* [What is asked]: Filter the data for lines with the word "Side", then copy every line so identified.
# start of The data
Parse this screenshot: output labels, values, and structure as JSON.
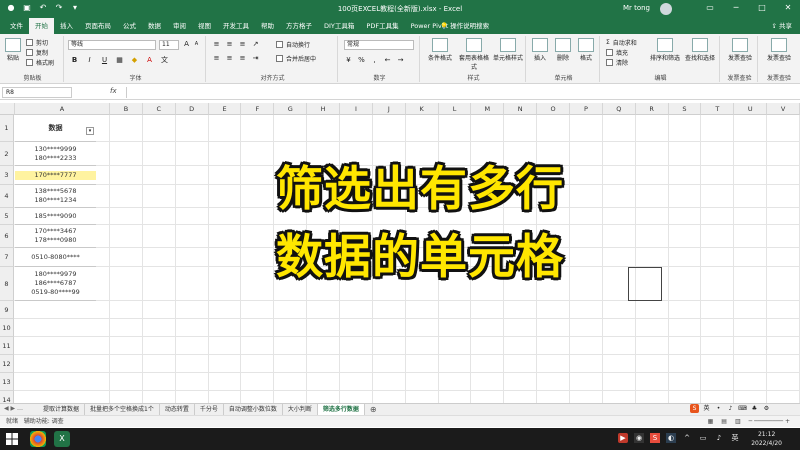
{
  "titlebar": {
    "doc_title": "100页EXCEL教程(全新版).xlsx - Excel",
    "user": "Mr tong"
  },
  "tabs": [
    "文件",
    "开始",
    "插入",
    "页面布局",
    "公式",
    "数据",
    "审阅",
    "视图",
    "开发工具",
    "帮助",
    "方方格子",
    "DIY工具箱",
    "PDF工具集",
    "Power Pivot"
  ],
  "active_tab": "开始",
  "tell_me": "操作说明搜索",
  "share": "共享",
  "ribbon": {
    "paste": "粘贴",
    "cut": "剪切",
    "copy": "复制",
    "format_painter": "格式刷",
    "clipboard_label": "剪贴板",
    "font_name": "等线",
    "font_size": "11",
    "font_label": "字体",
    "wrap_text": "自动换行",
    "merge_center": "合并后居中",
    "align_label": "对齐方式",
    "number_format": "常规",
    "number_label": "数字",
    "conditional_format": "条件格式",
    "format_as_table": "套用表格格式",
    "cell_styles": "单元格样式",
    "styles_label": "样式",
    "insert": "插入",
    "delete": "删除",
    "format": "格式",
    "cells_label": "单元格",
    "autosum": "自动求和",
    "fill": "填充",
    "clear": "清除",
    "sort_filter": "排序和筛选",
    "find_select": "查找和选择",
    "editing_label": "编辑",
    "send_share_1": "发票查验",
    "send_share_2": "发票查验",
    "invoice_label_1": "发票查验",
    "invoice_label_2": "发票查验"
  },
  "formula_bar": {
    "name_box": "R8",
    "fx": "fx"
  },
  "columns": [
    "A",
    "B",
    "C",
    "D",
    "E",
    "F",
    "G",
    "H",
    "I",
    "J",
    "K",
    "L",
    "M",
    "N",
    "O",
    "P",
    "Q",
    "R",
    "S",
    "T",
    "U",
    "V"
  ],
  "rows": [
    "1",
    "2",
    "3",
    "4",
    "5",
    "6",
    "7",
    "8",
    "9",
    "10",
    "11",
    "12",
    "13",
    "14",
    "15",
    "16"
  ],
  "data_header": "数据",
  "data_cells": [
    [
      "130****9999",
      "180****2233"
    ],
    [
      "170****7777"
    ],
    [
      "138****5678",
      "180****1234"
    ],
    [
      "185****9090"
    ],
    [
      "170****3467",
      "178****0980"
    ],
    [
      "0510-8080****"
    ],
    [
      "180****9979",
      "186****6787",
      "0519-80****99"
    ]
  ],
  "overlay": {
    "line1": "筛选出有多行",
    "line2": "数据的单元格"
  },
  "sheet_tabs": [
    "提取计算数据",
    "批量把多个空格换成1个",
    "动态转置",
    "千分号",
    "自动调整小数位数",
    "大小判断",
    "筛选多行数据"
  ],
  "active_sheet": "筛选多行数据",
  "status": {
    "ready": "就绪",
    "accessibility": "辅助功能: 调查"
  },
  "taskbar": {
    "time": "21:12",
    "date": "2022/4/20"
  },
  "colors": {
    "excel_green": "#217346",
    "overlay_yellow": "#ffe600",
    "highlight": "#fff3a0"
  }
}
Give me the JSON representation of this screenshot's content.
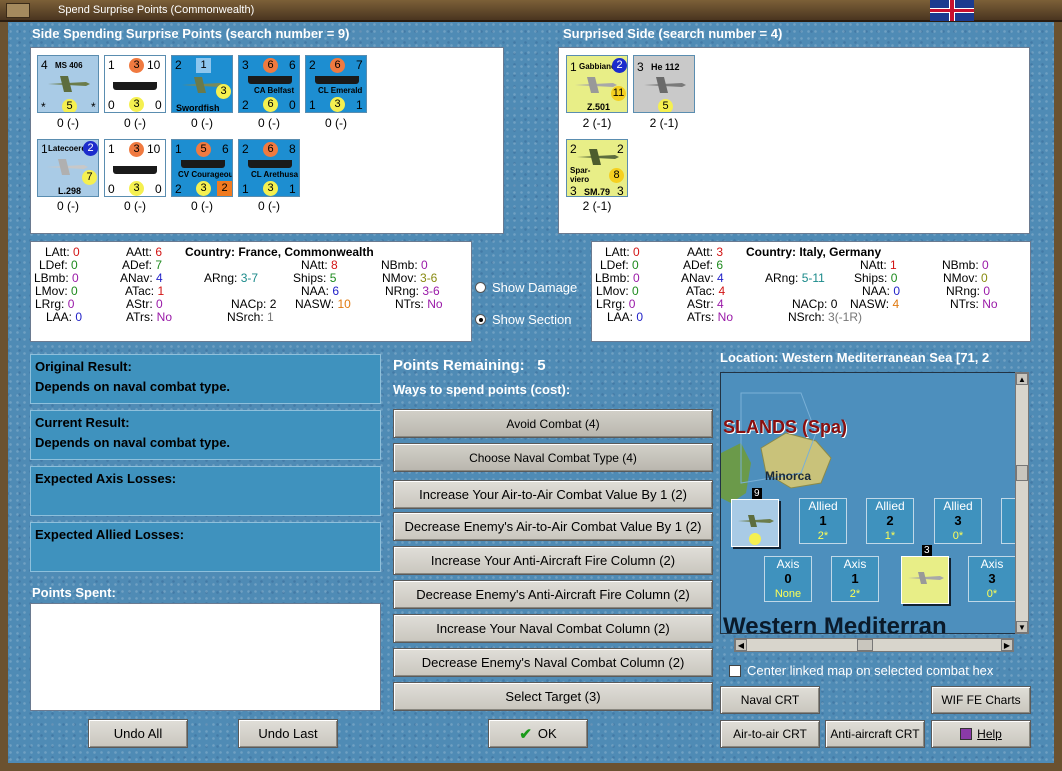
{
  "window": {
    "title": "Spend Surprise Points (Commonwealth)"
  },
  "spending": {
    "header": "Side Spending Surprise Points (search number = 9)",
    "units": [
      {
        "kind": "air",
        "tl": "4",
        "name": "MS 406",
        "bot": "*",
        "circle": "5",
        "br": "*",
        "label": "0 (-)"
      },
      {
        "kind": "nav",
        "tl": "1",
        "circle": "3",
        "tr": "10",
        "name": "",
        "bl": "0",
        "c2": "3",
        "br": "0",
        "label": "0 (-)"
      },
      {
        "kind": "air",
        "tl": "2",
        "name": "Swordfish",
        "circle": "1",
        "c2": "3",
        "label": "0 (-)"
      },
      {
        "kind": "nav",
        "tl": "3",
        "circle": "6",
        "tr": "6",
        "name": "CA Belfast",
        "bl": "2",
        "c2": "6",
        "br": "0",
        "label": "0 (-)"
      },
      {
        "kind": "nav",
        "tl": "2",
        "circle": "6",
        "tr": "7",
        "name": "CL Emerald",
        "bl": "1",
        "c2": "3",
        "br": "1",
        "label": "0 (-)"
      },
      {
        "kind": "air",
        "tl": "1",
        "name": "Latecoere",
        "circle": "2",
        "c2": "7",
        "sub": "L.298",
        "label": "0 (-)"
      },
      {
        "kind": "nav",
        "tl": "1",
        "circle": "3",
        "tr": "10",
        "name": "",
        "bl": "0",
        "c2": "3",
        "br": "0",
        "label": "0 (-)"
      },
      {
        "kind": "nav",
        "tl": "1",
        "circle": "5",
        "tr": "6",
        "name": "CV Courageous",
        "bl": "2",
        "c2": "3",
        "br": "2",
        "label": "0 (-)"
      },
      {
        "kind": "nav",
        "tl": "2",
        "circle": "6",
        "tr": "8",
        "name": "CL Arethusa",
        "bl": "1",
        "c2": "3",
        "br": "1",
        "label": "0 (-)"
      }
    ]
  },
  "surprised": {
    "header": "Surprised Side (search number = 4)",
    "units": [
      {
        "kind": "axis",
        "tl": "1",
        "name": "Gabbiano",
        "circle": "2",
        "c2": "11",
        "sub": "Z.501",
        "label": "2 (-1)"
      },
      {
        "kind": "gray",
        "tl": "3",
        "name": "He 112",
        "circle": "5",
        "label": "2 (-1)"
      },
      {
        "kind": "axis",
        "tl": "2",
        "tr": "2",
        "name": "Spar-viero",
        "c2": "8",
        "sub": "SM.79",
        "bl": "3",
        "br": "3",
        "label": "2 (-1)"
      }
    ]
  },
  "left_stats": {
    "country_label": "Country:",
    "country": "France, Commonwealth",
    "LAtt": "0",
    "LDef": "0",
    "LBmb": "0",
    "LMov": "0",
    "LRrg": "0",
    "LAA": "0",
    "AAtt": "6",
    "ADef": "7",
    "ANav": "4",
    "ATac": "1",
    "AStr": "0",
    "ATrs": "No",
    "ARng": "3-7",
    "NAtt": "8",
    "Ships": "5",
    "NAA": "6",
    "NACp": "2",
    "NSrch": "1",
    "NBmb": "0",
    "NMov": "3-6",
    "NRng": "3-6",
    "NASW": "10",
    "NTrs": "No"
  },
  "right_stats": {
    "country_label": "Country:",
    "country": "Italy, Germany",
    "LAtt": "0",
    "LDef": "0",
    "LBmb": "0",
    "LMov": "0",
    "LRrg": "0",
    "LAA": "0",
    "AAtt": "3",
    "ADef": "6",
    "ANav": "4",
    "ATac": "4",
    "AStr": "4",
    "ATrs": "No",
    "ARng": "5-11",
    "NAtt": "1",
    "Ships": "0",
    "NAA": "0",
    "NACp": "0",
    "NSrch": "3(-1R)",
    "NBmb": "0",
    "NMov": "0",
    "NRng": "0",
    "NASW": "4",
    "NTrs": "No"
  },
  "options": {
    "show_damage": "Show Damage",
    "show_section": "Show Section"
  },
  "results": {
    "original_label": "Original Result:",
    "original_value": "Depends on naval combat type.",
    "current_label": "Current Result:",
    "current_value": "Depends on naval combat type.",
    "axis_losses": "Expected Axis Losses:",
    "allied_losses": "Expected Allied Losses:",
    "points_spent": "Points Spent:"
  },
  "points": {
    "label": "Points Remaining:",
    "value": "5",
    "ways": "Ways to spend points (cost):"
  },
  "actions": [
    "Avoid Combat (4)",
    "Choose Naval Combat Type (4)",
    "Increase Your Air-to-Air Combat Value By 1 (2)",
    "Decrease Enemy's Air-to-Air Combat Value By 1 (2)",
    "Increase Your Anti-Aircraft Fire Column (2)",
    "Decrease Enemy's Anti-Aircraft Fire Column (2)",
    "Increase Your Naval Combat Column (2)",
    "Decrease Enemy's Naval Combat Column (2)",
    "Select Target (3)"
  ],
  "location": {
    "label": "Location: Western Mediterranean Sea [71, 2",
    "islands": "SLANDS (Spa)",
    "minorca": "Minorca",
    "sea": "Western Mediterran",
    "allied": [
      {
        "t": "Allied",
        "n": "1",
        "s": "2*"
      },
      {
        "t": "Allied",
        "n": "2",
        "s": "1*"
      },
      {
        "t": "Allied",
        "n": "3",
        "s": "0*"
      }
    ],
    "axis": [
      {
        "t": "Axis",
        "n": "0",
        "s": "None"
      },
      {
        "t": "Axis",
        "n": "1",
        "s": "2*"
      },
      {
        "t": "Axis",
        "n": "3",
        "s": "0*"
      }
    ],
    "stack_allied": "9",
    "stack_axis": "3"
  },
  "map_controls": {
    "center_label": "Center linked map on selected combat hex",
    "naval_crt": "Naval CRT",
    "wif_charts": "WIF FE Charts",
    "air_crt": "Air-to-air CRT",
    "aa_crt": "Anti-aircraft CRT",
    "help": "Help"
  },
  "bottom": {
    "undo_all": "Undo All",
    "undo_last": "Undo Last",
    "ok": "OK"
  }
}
# end of The data
* [Exercise solution]:
    "header": "Side Spending Surprise Points (search number = 9)",
    "header": "Surprised Side (search number = 4)",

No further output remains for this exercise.